◆ **EXERCISE INSTRUCTIONS**
Please copy out the lines below word for word, keeping their order and line breaks.

**** MATERIALS PROVIDED ****

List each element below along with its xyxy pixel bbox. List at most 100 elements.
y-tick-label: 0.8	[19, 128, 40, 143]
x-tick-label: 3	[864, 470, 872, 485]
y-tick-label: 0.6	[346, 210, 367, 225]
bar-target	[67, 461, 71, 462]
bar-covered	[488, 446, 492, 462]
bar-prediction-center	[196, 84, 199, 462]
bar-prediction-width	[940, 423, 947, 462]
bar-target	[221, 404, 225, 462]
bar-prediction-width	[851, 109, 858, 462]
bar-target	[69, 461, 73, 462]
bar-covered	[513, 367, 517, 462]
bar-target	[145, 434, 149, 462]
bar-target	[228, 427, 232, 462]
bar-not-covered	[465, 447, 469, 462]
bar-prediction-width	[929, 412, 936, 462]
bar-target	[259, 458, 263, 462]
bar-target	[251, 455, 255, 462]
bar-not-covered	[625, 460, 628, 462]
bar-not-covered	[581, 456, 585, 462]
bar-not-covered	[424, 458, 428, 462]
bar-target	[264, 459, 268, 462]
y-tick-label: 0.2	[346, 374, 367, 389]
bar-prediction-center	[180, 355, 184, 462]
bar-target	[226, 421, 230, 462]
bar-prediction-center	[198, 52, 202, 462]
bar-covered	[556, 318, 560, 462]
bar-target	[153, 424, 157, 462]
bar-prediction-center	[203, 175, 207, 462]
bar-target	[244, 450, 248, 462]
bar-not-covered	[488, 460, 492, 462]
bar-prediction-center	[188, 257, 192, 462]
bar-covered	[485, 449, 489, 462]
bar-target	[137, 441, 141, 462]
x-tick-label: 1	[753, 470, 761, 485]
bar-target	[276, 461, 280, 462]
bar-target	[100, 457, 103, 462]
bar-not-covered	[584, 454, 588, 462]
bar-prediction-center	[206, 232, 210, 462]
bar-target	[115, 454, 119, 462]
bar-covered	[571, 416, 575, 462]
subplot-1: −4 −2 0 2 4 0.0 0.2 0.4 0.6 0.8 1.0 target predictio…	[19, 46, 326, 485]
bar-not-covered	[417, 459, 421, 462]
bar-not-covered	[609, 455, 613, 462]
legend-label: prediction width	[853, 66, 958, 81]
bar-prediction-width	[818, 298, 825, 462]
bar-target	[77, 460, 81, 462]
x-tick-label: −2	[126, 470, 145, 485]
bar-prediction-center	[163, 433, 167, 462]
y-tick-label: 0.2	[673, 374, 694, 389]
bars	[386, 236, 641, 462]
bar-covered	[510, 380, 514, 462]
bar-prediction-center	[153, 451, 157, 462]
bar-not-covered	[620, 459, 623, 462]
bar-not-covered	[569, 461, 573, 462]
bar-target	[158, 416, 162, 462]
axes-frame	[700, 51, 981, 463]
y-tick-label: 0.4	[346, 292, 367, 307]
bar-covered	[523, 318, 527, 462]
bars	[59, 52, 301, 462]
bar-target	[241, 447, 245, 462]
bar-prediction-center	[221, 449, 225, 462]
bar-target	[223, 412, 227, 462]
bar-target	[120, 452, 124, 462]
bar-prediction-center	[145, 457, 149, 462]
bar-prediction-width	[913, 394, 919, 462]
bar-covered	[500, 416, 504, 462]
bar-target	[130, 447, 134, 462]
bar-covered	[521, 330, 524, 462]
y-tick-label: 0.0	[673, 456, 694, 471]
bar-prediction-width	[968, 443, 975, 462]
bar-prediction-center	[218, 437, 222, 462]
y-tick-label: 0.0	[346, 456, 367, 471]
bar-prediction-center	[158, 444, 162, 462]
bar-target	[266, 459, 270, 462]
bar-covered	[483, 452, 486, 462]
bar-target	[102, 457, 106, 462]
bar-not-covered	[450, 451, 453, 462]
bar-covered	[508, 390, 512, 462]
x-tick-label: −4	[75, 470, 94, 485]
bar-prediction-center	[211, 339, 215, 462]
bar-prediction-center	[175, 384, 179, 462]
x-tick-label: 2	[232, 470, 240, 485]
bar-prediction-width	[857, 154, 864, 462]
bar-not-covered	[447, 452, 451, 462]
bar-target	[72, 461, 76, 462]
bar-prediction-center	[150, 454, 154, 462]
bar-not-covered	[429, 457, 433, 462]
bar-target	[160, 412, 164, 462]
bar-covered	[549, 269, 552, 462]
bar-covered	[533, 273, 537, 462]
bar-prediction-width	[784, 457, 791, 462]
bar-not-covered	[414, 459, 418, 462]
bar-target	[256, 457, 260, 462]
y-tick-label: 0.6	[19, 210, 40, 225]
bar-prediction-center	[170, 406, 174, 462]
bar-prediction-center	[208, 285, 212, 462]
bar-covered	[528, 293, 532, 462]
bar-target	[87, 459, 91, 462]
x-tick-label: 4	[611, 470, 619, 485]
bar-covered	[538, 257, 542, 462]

****

◆ **SOLUTION FOR THIS TASK**
List each element below along with its xyxy pixel bbox. List at most 100 elements.
y-tick-label: 0.8	[19, 128, 40, 143]
x-tick-label: 3	[864, 470, 872, 485]
y-tick-label: 0.6	[346, 210, 367, 225]
bar-target	[67, 461, 71, 462]
bar-covered	[488, 446, 492, 462]
bar-prediction-center	[196, 84, 199, 462]
bar-prediction-width	[940, 423, 947, 462]
bar-target	[221, 404, 225, 462]
bar-prediction-width	[851, 109, 858, 462]
bar-target	[69, 461, 73, 462]
bar-covered	[513, 367, 517, 462]
bar-target	[145, 434, 149, 462]
bar-target	[228, 427, 232, 462]
bar-not-covered	[465, 447, 469, 462]
bar-prediction-width	[929, 412, 936, 462]
bar-target	[259, 458, 263, 462]
bar-target	[251, 455, 255, 462]
bar-not-covered	[625, 460, 628, 462]
bar-not-covered	[581, 456, 585, 462]
bar-not-covered	[424, 458, 428, 462]
bar-target	[264, 459, 268, 462]
y-tick-label: 0.2	[346, 374, 367, 389]
bar-prediction-center	[180, 355, 184, 462]
bar-target	[226, 421, 230, 462]
bar-prediction-center	[198, 52, 202, 462]
bar-covered	[556, 318, 560, 462]
bar-target	[153, 424, 157, 462]
bar-prediction-center	[203, 175, 207, 462]
bar-target	[244, 450, 248, 462]
bar-not-covered	[488, 460, 492, 462]
bar-prediction-center	[188, 257, 192, 462]
bar-covered	[485, 449, 489, 462]
bar-target	[137, 441, 141, 462]
x-tick-label: 1	[753, 470, 761, 485]
bar-target	[276, 461, 280, 462]
bar-target	[100, 457, 103, 462]
bar-not-covered	[584, 454, 588, 462]
bar-prediction-center	[206, 232, 210, 462]
bar-target	[115, 454, 119, 462]
bar-covered	[571, 416, 575, 462]
subplot-1: −4 −2 0 2 4 0.0 0.2 0.4 0.6 0.8 1.0 target predictio…	[19, 46, 326, 485]
bar-not-covered	[417, 459, 421, 462]
bar-not-covered	[609, 455, 613, 462]
legend-label: prediction width	[853, 66, 958, 81]
bar-prediction-width	[818, 298, 825, 462]
bar-target	[77, 460, 81, 462]
x-tick-label: −2	[126, 470, 145, 485]
bar-prediction-center	[163, 433, 167, 462]
y-tick-label: 0.2	[673, 374, 694, 389]
bars	[386, 236, 641, 462]
bar-covered	[510, 380, 514, 462]
bar-prediction-center	[153, 451, 157, 462]
bar-not-covered	[620, 459, 623, 462]
bar-not-covered	[569, 461, 573, 462]
bar-target	[158, 416, 162, 462]
axes-frame	[700, 51, 981, 463]
y-tick-label: 0.4	[346, 292, 367, 307]
bar-covered	[523, 318, 527, 462]
bars	[59, 52, 301, 462]
bar-target	[241, 447, 245, 462]
bar-prediction-center	[221, 449, 225, 462]
bar-target	[223, 412, 227, 462]
bar-target	[120, 452, 124, 462]
bar-prediction-center	[145, 457, 149, 462]
bar-prediction-width	[913, 394, 919, 462]
bar-covered	[500, 416, 504, 462]
bar-target	[130, 447, 134, 462]
bar-covered	[521, 330, 524, 462]
y-tick-label: 0.0	[673, 456, 694, 471]
bar-prediction-width	[968, 443, 975, 462]
bar-prediction-center	[218, 437, 222, 462]
y-tick-label: 0.0	[346, 456, 367, 471]
bar-prediction-center	[158, 444, 162, 462]
bar-target	[266, 459, 270, 462]
bar-covered	[483, 452, 486, 462]
bar-target	[102, 457, 106, 462]
bar-not-covered	[450, 451, 453, 462]
bar-covered	[508, 390, 512, 462]
x-tick-label: −4	[75, 470, 94, 485]
bar-prediction-center	[211, 339, 215, 462]
bar-prediction-center	[175, 384, 179, 462]
x-tick-label: 2	[232, 470, 240, 485]
bar-prediction-width	[857, 154, 864, 462]
bar-not-covered	[447, 452, 451, 462]
bar-target	[72, 461, 76, 462]
bar-prediction-center	[150, 454, 154, 462]
bar-not-covered	[429, 457, 433, 462]
bar-target	[160, 412, 164, 462]
bar-covered	[549, 269, 552, 462]
bar-covered	[533, 273, 537, 462]
bar-prediction-width	[784, 457, 791, 462]
bar-not-covered	[414, 459, 418, 462]
bar-target	[256, 457, 260, 462]
y-tick-label: 0.6	[19, 210, 40, 225]
bar-prediction-center	[170, 406, 174, 462]
bar-prediction-center	[208, 285, 212, 462]
bar-covered	[528, 293, 532, 462]
bar-target	[87, 459, 91, 462]
x-tick-label: 4	[611, 470, 619, 485]
bar-covered	[538, 257, 542, 462]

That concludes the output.